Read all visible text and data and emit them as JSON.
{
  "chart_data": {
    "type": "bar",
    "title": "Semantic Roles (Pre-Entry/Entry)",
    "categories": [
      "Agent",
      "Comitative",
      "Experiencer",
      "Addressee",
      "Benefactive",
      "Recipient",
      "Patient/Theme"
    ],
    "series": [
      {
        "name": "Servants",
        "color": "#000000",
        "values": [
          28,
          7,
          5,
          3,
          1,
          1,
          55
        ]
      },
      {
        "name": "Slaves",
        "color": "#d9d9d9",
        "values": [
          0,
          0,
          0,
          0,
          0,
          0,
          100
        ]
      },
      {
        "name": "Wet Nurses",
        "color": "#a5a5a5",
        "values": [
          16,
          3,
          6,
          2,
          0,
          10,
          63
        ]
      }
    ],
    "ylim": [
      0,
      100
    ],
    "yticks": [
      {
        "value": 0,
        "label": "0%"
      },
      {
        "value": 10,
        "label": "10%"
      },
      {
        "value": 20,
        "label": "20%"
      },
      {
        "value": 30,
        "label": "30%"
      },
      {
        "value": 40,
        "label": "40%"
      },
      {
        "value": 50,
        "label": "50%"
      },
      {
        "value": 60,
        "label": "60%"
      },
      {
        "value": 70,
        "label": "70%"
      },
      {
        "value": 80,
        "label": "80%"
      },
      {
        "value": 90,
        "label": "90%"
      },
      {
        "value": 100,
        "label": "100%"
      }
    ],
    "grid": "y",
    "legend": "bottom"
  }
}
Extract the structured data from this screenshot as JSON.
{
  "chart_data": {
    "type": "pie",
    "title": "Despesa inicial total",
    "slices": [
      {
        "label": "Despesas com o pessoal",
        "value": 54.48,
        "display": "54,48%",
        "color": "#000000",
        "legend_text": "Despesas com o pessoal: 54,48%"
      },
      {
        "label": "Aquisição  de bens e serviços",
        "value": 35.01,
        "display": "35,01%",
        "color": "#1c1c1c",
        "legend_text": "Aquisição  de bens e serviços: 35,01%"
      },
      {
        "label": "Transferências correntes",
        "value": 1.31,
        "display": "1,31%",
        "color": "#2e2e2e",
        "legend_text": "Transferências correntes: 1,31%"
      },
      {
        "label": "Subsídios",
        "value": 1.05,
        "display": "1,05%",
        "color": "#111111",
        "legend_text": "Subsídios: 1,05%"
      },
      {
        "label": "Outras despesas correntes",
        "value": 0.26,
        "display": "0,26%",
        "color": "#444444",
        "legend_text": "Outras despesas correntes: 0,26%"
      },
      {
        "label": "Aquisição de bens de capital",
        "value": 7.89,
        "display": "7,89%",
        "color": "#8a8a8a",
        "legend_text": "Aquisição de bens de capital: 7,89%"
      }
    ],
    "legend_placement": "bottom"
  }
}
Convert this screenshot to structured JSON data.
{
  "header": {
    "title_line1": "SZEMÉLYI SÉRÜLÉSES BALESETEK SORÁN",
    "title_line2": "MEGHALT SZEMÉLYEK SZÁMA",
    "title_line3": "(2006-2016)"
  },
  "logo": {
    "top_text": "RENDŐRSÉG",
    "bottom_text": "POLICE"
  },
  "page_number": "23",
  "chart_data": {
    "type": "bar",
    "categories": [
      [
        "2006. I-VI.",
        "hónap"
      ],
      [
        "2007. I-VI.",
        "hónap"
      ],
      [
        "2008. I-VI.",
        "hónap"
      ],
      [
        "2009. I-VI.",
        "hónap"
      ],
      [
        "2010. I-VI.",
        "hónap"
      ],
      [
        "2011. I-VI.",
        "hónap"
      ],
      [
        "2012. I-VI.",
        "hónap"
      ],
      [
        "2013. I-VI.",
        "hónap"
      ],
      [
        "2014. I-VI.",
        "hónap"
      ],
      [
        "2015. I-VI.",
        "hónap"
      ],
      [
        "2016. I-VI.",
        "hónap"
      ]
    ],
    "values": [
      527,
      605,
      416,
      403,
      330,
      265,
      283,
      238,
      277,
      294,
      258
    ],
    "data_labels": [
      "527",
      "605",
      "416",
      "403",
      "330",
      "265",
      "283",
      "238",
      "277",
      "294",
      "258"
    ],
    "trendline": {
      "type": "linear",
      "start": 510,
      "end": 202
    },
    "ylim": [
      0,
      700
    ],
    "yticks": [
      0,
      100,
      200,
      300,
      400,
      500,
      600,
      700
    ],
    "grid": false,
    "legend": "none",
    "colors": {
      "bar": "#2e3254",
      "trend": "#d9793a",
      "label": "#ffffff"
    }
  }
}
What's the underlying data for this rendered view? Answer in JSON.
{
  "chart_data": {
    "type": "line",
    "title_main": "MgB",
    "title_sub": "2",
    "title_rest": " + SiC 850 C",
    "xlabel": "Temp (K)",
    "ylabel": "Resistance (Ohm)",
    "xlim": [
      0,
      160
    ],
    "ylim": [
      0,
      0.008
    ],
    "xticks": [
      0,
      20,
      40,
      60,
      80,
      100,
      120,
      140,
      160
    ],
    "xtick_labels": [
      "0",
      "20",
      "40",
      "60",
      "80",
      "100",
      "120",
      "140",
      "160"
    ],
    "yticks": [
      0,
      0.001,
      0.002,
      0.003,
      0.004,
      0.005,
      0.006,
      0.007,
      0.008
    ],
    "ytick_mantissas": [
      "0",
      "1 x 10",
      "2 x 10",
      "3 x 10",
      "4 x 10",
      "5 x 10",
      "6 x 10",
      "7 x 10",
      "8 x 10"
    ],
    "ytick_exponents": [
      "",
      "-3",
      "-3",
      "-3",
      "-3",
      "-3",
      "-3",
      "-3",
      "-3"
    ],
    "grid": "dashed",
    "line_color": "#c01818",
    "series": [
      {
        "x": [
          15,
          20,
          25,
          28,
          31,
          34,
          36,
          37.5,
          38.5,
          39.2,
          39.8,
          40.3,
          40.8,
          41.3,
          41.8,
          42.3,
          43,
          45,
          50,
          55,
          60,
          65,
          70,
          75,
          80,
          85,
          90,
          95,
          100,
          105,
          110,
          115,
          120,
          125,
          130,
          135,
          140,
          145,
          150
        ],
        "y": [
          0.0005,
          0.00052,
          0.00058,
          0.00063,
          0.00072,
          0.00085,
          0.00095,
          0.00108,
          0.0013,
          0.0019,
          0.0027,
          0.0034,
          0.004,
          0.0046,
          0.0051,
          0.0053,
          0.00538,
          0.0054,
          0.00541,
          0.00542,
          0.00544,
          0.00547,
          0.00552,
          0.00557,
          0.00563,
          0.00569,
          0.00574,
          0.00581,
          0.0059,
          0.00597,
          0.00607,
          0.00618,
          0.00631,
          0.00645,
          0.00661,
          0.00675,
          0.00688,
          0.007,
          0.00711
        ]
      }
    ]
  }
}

━━━━━━━━━━

Exactly reproduce the material above.

▶ _TASK OUTPUT_
Read all visible text and data and emit them as JSON.
{
  "chart_data": {
    "type": "bar",
    "title": "Semantic Roles (Pre-Entry/Entry)",
    "categories": [
      "Agent",
      "Comitative",
      "Experiencer",
      "Addressee",
      "Benefactive",
      "Recipient",
      "Patient/Theme"
    ],
    "series": [
      {
        "name": "Servants",
        "color": "#000000",
        "values": [
          28,
          7,
          5,
          3,
          1,
          1,
          55
        ]
      },
      {
        "name": "Slaves",
        "color": "#d9d9d9",
        "values": [
          0,
          0,
          0,
          0,
          0,
          0,
          100
        ]
      },
      {
        "name": "Wet Nurses",
        "color": "#a5a5a5",
        "values": [
          16,
          3,
          6,
          2,
          0,
          10,
          63
        ]
      }
    ],
    "ylim": [
      0,
      100
    ],
    "yticks": [
      {
        "value": 0,
        "label": "0%"
      },
      {
        "value": 10,
        "label": "10%"
      },
      {
        "value": 20,
        "label": "20%"
      },
      {
        "value": 30,
        "label": "30%"
      },
      {
        "value": 40,
        "label": "40%"
      },
      {
        "value": 50,
        "label": "50%"
      },
      {
        "value": 60,
        "label": "60%"
      },
      {
        "value": 70,
        "label": "70%"
      },
      {
        "value": 80,
        "label": "80%"
      },
      {
        "value": 90,
        "label": "90%"
      },
      {
        "value": 100,
        "label": "100%"
      }
    ],
    "grid": "y",
    "legend": "bottom"
  }
}
Extract the structured data from this screenshot as JSON.
{
  "chart_data": {
    "type": "pie",
    "title": "Despesa inicial total",
    "slices": [
      {
        "label": "Despesas com o pessoal",
        "value": 54.48,
        "display": "54,48%",
        "color": "#000000",
        "legend_text": "Despesas com o pessoal: 54,48%"
      },
      {
        "label": "Aquisição  de bens e serviços",
        "value": 35.01,
        "display": "35,01%",
        "color": "#1c1c1c",
        "legend_text": "Aquisição  de bens e serviços: 35,01%"
      },
      {
        "label": "Transferências correntes",
        "value": 1.31,
        "display": "1,31%",
        "color": "#2e2e2e",
        "legend_text": "Transferências correntes: 1,31%"
      },
      {
        "label": "Subsídios",
        "value": 1.05,
        "display": "1,05%",
        "color": "#111111",
        "legend_text": "Subsídios: 1,05%"
      },
      {
        "label": "Outras despesas correntes",
        "value": 0.26,
        "display": "0,26%",
        "color": "#444444",
        "legend_text": "Outras despesas correntes: 0,26%"
      },
      {
        "label": "Aquisição de bens de capital",
        "value": 7.89,
        "display": "7,89%",
        "color": "#8a8a8a",
        "legend_text": "Aquisição de bens de capital: 7,89%"
      }
    ],
    "legend_placement": "bottom"
  }
}
Convert this screenshot to structured JSON data.
{
  "header": {
    "title_line1": "SZEMÉLYI SÉRÜLÉSES BALESETEK SORÁN",
    "title_line2": "MEGHALT SZEMÉLYEK SZÁMA",
    "title_line3": "(2006-2016)"
  },
  "logo": {
    "top_text": "RENDŐRSÉG",
    "bottom_text": "POLICE"
  },
  "page_number": "23",
  "chart_data": {
    "type": "bar",
    "categories": [
      [
        "2006. I-VI.",
        "hónap"
      ],
      [
        "2007. I-VI.",
        "hónap"
      ],
      [
        "2008. I-VI.",
        "hónap"
      ],
      [
        "2009. I-VI.",
        "hónap"
      ],
      [
        "2010. I-VI.",
        "hónap"
      ],
      [
        "2011. I-VI.",
        "hónap"
      ],
      [
        "2012. I-VI.",
        "hónap"
      ],
      [
        "2013. I-VI.",
        "hónap"
      ],
      [
        "2014. I-VI.",
        "hónap"
      ],
      [
        "2015. I-VI.",
        "hónap"
      ],
      [
        "2016. I-VI.",
        "hónap"
      ]
    ],
    "values": [
      527,
      605,
      416,
      403,
      330,
      265,
      283,
      238,
      277,
      294,
      258
    ],
    "data_labels": [
      "527",
      "605",
      "416",
      "403",
      "330",
      "265",
      "283",
      "238",
      "277",
      "294",
      "258"
    ],
    "trendline": {
      "type": "linear",
      "start": 510,
      "end": 202
    },
    "ylim": [
      0,
      700
    ],
    "yticks": [
      0,
      100,
      200,
      300,
      400,
      500,
      600,
      700
    ],
    "grid": false,
    "legend": "none",
    "colors": {
      "bar": "#2e3254",
      "trend": "#d9793a",
      "label": "#ffffff"
    }
  }
}
What's the underlying data for this rendered view? Answer in JSON.
{
  "chart_data": {
    "type": "line",
    "title_main": "MgB",
    "title_sub": "2",
    "title_rest": " + SiC 850 C",
    "xlabel": "Temp (K)",
    "ylabel": "Resistance (Ohm)",
    "xlim": [
      0,
      160
    ],
    "ylim": [
      0,
      0.008
    ],
    "xticks": [
      0,
      20,
      40,
      60,
      80,
      100,
      120,
      140,
      160
    ],
    "xtick_labels": [
      "0",
      "20",
      "40",
      "60",
      "80",
      "100",
      "120",
      "140",
      "160"
    ],
    "yticks": [
      0,
      0.001,
      0.002,
      0.003,
      0.004,
      0.005,
      0.006,
      0.007,
      0.008
    ],
    "ytick_mantissas": [
      "0",
      "1 x 10",
      "2 x 10",
      "3 x 10",
      "4 x 10",
      "5 x 10",
      "6 x 10",
      "7 x 10",
      "8 x 10"
    ],
    "ytick_exponents": [
      "",
      "-3",
      "-3",
      "-3",
      "-3",
      "-3",
      "-3",
      "-3",
      "-3"
    ],
    "grid": "dashed",
    "line_color": "#c01818",
    "series": [
      {
        "x": [
          15,
          20,
          25,
          28,
          31,
          34,
          36,
          37.5,
          38.5,
          39.2,
          39.8,
          40.3,
          40.8,
          41.3,
          41.8,
          42.3,
          43,
          45,
          50,
          55,
          60,
          65,
          70,
          75,
          80,
          85,
          90,
          95,
          100,
          105,
          110,
          115,
          120,
          125,
          130,
          135,
          140,
          145,
          150
        ],
        "y": [
          0.0005,
          0.00052,
          0.00058,
          0.00063,
          0.00072,
          0.00085,
          0.00095,
          0.00108,
          0.0013,
          0.0019,
          0.0027,
          0.0034,
          0.004,
          0.0046,
          0.0051,
          0.0053,
          0.00538,
          0.0054,
          0.00541,
          0.00542,
          0.00544,
          0.00547,
          0.00552,
          0.00557,
          0.00563,
          0.00569,
          0.00574,
          0.00581,
          0.0059,
          0.00597,
          0.00607,
          0.00618,
          0.00631,
          0.00645,
          0.00661,
          0.00675,
          0.00688,
          0.007,
          0.00711
        ]
      }
    ]
  }
}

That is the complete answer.